### What to produce
Show every line below where "Dankbarkeit" can be found.

· · · ·

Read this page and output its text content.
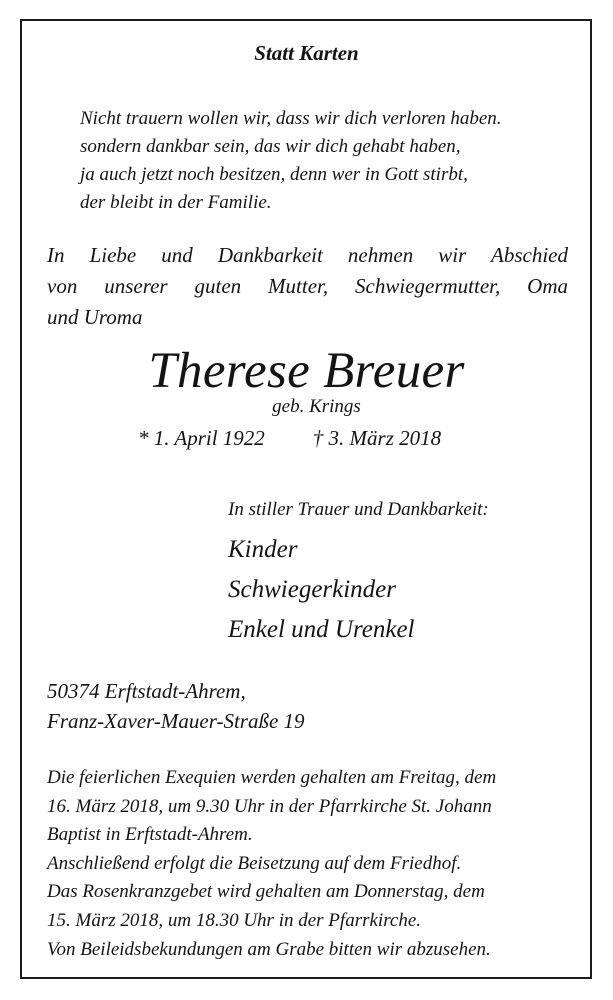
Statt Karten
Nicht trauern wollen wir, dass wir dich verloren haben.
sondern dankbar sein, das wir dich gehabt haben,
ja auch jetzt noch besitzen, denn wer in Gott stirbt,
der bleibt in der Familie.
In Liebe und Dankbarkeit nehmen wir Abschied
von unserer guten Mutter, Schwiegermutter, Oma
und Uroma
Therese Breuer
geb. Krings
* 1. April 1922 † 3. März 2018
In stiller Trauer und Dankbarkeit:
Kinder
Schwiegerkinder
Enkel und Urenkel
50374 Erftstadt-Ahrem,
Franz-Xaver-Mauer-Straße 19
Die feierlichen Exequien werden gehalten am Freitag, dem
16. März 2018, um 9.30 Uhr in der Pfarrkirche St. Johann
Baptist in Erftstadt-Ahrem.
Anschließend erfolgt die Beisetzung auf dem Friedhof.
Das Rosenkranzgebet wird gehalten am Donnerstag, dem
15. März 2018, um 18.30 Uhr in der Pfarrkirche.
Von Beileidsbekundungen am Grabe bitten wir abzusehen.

· · · ·

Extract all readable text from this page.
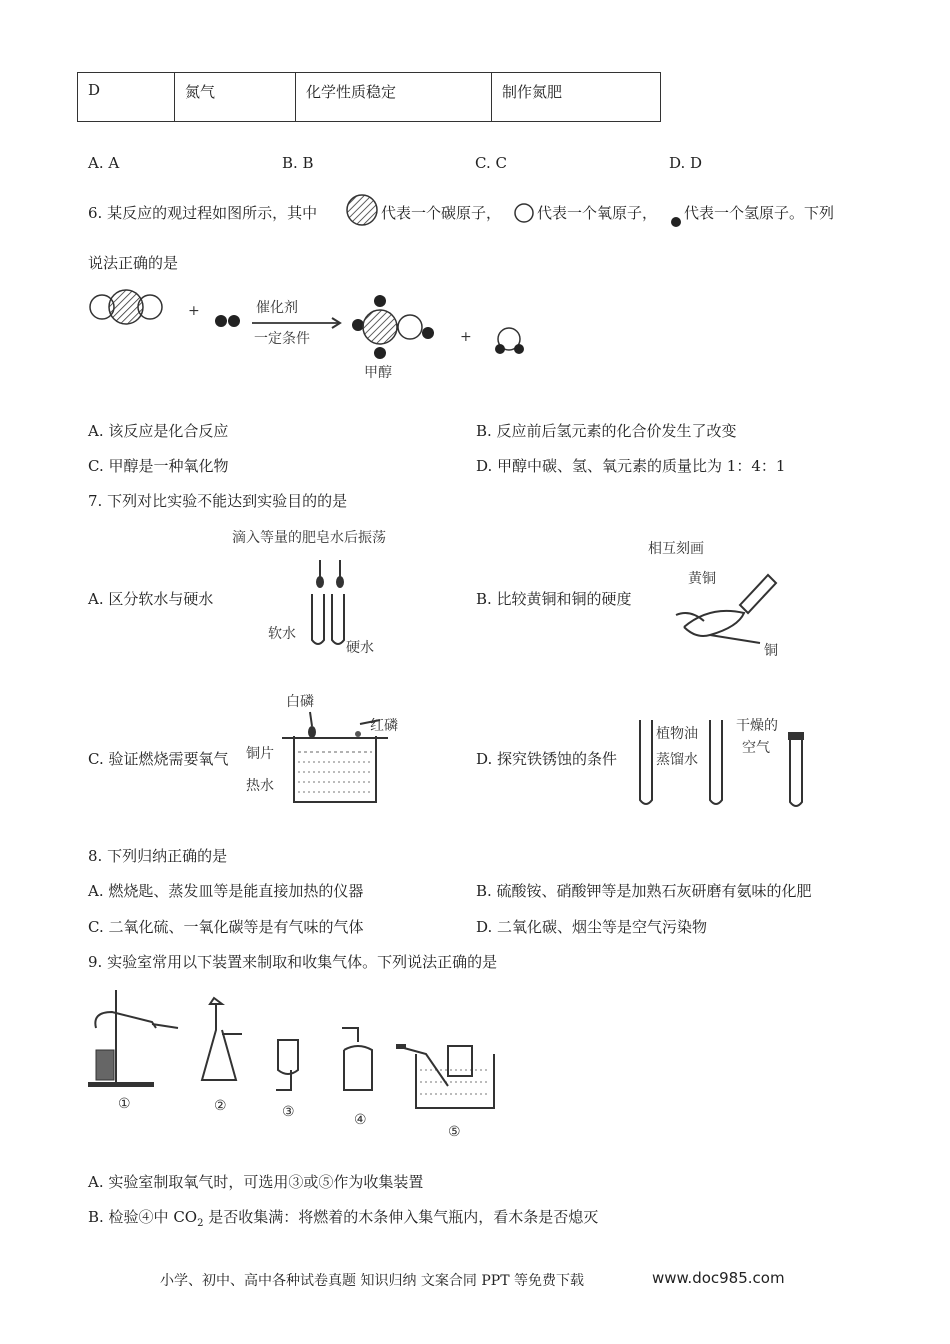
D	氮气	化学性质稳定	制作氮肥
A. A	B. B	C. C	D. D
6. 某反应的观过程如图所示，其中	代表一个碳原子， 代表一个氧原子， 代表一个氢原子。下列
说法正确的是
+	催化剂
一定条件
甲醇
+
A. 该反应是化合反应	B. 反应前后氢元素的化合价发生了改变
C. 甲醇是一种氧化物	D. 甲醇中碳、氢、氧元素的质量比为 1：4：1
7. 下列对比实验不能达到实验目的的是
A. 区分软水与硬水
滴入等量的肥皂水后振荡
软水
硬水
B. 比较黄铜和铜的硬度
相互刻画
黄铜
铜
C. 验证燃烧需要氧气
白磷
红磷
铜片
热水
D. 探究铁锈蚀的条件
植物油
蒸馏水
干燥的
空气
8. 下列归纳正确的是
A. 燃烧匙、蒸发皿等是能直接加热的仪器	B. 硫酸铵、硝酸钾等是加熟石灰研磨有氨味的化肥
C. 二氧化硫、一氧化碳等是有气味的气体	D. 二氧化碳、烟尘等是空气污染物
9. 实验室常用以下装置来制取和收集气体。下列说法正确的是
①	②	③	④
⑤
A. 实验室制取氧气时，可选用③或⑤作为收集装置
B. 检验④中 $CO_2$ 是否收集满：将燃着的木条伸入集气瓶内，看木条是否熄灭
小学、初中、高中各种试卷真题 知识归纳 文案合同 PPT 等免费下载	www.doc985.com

· · · ·

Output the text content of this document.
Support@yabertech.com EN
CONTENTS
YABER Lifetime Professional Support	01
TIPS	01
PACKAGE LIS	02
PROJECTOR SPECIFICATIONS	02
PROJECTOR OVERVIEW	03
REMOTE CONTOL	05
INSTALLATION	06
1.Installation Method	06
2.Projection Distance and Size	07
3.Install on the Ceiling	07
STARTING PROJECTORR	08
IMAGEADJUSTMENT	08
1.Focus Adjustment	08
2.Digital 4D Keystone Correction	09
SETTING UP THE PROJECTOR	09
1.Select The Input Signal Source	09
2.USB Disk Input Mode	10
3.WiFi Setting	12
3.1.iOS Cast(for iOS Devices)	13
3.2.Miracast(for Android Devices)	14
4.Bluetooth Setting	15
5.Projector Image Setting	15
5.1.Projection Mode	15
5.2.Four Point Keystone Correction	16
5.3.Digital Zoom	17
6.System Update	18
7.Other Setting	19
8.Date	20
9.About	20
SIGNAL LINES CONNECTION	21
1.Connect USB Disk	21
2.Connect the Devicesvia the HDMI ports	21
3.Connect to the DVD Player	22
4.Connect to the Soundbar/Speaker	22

· · · ·

### Exercise response
In Liebe und Dankbarkeit nehmen wir Abschied
In stiller Trauer und Dankbarkeit:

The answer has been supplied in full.